Given request | Lines holding the string "frac" are the ones to copy from this listing.

** BEGIN Material supplied **

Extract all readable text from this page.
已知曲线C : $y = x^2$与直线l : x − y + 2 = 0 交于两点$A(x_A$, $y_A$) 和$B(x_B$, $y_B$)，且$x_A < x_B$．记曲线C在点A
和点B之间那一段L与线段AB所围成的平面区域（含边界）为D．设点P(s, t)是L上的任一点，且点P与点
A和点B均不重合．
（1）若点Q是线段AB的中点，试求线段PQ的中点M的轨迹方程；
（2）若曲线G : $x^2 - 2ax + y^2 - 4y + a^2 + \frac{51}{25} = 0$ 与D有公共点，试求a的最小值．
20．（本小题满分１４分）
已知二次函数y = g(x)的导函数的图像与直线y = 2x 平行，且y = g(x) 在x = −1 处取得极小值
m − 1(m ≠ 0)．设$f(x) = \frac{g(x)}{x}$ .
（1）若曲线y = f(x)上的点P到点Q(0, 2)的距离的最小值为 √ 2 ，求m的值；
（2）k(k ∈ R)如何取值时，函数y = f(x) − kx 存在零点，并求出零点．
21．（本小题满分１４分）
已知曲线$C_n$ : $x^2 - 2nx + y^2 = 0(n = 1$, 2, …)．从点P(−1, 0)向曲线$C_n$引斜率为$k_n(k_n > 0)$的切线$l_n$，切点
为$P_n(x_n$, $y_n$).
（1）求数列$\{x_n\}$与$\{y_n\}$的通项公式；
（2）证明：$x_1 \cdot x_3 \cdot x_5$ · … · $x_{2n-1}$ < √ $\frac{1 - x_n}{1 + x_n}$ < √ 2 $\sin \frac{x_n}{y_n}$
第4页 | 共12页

** END Material supplied **

Result |
（2）若曲线G : $x^2 - 2ax + y^2 - 4y + a^2 + \frac{51}{25} = 0$ 与D有公共点，试求a的最小值．
m − 1(m ≠ 0)．设$f(x) = \frac{g(x)}{x}$ .
（2）证明：$x_1 \cdot x_3 \cdot x_5$ · … · $x_{2n-1}$ < √ $\frac{1 - x_n}{1 + x_n}$ < √ 2 $\sin \frac{x_n}{y_n}$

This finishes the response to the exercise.